» **Work to complete**: Go through the lines below and copy each one that holds the string "till".

» **Information provided**:
**********
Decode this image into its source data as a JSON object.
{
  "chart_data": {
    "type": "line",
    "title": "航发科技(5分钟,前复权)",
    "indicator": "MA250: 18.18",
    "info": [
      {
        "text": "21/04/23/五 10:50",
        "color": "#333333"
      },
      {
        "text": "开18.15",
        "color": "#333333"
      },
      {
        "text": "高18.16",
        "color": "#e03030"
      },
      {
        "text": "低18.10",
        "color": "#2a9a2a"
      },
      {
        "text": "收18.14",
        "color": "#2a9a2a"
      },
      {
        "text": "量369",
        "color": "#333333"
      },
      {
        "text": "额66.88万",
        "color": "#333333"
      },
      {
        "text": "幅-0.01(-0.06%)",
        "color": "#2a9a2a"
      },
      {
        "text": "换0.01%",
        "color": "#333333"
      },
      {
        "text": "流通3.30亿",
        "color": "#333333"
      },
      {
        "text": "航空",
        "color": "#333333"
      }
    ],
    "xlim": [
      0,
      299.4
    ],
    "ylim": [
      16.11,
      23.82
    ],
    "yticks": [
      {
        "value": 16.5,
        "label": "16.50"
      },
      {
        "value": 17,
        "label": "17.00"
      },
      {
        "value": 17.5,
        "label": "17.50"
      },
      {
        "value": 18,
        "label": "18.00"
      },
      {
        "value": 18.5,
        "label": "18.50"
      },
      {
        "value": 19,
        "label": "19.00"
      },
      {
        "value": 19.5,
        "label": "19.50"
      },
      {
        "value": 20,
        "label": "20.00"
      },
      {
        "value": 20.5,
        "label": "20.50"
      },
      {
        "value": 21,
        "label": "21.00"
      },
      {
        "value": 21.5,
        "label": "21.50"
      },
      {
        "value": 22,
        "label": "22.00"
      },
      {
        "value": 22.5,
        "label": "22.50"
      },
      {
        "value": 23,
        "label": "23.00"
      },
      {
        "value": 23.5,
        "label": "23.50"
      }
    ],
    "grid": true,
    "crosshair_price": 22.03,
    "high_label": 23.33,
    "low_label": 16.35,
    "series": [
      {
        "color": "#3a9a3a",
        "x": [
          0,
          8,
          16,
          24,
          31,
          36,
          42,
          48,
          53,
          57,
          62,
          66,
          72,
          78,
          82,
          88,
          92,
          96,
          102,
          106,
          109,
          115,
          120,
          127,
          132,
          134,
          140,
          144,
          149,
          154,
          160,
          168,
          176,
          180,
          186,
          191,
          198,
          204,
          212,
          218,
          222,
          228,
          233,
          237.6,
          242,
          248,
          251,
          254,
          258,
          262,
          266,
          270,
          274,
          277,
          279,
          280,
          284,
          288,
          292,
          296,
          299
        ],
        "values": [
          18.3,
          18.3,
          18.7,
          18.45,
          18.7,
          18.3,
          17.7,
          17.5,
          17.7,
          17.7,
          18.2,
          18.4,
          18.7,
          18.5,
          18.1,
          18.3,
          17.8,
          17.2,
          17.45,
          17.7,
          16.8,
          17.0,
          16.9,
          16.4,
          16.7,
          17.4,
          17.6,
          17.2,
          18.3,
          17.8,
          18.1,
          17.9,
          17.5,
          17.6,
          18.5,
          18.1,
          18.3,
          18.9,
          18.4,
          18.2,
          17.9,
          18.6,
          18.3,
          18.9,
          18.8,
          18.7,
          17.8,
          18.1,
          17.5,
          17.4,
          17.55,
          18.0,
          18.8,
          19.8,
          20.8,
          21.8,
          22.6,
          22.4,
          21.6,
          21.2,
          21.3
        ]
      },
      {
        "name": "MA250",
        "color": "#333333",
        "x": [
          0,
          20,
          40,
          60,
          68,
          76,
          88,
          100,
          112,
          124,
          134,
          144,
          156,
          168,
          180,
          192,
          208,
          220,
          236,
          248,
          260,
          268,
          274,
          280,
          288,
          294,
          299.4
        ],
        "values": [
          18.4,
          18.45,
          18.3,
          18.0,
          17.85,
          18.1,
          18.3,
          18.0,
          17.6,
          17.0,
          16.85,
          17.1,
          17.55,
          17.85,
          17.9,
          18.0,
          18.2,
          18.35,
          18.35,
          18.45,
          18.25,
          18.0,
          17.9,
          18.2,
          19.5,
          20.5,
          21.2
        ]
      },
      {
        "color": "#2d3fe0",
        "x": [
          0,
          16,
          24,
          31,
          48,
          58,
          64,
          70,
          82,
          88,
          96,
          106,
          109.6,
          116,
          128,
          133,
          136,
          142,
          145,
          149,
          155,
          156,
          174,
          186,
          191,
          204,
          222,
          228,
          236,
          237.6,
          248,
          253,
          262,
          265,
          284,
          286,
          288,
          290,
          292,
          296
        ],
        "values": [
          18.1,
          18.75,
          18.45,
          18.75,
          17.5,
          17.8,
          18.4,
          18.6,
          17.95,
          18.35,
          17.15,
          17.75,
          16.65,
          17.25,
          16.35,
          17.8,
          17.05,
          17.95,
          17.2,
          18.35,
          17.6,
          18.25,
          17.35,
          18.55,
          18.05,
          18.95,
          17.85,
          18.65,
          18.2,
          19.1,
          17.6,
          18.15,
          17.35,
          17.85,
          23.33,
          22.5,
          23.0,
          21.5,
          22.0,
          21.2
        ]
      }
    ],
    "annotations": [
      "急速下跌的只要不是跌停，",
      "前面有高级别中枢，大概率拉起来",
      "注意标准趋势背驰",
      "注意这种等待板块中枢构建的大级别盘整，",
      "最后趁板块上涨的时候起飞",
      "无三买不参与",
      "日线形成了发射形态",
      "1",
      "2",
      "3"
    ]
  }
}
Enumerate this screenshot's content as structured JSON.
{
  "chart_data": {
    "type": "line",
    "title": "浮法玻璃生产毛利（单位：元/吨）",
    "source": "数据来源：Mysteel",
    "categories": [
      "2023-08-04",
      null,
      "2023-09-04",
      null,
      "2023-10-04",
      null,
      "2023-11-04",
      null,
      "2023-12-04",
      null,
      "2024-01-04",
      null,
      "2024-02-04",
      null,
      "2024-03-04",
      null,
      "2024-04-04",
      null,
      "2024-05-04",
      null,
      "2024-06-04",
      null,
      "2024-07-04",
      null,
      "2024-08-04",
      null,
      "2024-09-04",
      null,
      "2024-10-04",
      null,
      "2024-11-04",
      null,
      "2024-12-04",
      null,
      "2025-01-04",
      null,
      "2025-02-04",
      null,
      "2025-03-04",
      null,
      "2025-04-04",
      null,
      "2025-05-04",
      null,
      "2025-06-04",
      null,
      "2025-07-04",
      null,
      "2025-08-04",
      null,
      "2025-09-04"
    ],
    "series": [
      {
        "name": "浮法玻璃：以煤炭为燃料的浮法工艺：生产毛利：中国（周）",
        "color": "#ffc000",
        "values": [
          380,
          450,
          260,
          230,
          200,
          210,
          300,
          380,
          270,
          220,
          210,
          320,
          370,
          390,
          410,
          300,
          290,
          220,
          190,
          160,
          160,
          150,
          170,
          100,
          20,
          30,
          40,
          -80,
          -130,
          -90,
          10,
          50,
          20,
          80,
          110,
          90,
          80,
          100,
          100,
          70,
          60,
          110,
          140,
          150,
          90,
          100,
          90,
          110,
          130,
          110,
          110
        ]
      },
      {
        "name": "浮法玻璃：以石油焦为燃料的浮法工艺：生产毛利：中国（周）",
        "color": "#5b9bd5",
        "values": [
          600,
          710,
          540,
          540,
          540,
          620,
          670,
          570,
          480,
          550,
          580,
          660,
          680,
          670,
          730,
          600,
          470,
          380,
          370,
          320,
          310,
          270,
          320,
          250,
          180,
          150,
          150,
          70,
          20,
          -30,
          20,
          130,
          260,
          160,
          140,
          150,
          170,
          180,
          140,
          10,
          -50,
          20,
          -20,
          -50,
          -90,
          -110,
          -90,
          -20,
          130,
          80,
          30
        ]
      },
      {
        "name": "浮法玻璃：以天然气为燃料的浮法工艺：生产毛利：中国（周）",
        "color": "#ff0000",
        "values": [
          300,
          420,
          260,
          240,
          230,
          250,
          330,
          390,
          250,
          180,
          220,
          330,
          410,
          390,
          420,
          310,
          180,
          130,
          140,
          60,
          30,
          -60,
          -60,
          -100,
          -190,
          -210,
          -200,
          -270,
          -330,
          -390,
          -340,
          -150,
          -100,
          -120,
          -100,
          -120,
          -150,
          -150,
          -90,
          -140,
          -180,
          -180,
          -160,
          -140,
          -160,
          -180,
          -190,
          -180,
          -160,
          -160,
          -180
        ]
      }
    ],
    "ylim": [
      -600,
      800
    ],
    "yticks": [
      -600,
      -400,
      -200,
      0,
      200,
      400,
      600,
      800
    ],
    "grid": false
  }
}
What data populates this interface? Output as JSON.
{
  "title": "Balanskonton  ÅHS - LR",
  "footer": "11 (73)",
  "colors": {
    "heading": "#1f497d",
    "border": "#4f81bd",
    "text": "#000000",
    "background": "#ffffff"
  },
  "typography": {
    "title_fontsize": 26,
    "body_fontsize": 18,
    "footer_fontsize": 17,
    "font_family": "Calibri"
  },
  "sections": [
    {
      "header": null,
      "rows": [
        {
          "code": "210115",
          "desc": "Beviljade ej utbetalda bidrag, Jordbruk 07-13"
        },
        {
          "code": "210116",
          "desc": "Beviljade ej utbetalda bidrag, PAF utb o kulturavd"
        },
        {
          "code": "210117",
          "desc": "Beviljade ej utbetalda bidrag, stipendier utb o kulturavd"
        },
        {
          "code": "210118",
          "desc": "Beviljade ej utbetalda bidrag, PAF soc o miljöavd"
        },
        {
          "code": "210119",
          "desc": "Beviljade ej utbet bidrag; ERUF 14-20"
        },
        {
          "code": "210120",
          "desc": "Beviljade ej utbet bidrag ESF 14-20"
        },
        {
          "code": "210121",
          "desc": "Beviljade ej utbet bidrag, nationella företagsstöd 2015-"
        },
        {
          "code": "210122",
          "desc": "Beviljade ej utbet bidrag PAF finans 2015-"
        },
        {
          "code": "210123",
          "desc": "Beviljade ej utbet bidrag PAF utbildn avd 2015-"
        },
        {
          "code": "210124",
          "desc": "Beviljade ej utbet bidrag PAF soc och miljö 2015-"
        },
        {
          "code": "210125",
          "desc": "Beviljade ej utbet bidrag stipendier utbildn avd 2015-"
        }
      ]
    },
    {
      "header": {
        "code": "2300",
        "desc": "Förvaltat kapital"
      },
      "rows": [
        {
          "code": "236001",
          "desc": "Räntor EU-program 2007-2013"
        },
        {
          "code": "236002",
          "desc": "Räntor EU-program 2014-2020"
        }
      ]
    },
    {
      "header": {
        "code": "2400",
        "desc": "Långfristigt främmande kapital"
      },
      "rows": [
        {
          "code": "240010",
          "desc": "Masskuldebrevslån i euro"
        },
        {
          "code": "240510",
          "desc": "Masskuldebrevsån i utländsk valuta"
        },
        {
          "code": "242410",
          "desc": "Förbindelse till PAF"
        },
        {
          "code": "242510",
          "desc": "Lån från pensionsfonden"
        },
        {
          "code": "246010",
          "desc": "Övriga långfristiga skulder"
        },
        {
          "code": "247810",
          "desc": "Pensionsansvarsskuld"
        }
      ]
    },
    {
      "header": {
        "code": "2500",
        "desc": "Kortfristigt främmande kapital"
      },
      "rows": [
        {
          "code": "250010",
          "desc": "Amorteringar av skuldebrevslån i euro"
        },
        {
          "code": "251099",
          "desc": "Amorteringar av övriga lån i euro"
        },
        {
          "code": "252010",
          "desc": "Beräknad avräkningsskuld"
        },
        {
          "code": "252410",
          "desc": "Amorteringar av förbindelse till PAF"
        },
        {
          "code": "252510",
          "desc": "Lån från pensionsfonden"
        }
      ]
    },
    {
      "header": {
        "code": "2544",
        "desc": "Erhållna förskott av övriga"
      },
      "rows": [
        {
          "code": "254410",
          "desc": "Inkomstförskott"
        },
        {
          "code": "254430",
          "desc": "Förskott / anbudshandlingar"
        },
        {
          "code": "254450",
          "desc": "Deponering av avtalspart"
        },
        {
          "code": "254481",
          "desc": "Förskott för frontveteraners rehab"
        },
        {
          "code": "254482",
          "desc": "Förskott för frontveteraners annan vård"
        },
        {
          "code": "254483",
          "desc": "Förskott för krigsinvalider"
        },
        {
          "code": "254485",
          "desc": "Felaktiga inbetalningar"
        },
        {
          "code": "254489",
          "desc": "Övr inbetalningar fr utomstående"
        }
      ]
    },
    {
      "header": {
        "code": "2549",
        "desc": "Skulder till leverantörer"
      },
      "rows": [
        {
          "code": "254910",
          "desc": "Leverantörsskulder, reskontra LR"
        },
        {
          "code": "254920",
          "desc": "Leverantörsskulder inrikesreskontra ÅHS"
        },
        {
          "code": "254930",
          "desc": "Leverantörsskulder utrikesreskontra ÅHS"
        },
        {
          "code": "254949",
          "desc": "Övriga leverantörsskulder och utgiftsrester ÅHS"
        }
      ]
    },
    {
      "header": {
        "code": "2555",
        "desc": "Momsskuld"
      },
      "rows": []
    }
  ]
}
**********
» **Result below**:
          "desc": "Förbindelse till PAF"
          "desc": "Amorteringar av förbindelse till PAF"
        "desc": "Skulder till leverantörer"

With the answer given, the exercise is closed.